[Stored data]
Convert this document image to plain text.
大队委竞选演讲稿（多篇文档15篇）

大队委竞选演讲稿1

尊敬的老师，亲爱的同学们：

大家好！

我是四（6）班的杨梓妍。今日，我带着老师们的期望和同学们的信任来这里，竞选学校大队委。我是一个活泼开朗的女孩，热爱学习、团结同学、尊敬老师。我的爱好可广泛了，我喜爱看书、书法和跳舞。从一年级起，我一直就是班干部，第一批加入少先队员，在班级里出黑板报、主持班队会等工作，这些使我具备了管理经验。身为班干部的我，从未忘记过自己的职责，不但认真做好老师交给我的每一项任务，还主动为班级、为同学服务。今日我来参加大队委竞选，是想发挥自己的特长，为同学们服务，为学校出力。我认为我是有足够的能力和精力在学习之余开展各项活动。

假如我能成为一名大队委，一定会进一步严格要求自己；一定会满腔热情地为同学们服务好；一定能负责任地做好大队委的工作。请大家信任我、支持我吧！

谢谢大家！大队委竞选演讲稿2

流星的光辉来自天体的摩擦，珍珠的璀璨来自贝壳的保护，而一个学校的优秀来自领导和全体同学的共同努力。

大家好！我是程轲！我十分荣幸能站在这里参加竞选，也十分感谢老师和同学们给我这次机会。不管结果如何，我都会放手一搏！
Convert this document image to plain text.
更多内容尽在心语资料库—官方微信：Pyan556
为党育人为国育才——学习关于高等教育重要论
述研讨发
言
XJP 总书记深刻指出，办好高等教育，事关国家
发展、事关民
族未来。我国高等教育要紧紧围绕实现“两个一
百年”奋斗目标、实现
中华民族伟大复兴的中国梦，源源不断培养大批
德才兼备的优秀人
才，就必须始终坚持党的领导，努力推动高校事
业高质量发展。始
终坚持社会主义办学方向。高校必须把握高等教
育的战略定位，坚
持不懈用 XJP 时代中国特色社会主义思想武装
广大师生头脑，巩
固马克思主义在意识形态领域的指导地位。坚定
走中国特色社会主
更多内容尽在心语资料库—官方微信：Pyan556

■ GOAL ■
Above are the records; retype them all without a single difference.

■ SOLUTION TO THE EXERCISE ■
Convert this document image to plain text.
大队委竞选演讲稿（多篇文档15篇）

大队委竞选演讲稿1

尊敬的老师，亲爱的同学们：

大家好！

我是四（6）班的杨梓妍。今日，我带着老师们的期望和同学们的信任来这里，竞选学校大队委。我是一个活泼开朗的女孩，热爱学习、团结同学、尊敬老师。我的爱好可广泛了，我喜爱看书、书法和跳舞。从一年级起，我一直就是班干部，第一批加入少先队员，在班级里出黑板报、主持班队会等工作，这些使我具备了管理经验。身为班干部的我，从未忘记过自己的职责，不但认真做好老师交给我的每一项任务，还主动为班级、为同学服务。今日我来参加大队委竞选，是想发挥自己的特长，为同学们服务，为学校出力。我认为我是有足够的能力和精力在学习之余开展各项活动。

假如我能成为一名大队委，一定会进一步严格要求自己；一定会满腔热情地为同学们服务好；一定能负责任地做好大队委的工作。请大家信任我、支持我吧！

谢谢大家！大队委竞选演讲稿2

流星的光辉来自天体的摩擦，珍珠的璀璨来自贝壳的保护，而一个学校的优秀来自领导和全体同学的共同努力。

大家好！我是程轲！我十分荣幸能站在这里参加竞选，也十分感谢老师和同学们给我这次机会。不管结果如何，我都会放手一搏！
Convert this document image to plain text.
更多内容尽在心语资料库—官方微信：Pyan556
为党育人为国育才——学习关于高等教育重要论
述研讨发
言
XJP 总书记深刻指出，办好高等教育，事关国家
发展、事关民
族未来。我国高等教育要紧紧围绕实现“两个一
百年”奋斗目标、实现
中华民族伟大复兴的中国梦，源源不断培养大批
德才兼备的优秀人
才，就必须始终坚持党的领导，努力推动高校事
业高质量发展。始
终坚持社会主义办学方向。高校必须把握高等教
育的战略定位，坚
持不懈用 XJP 时代中国特色社会主义思想武装
广大师生头脑，巩
固马克思主义在意识形态领域的指导地位。坚定
走中国特色社会主
更多内容尽在心语资料库—官方微信：Pyan556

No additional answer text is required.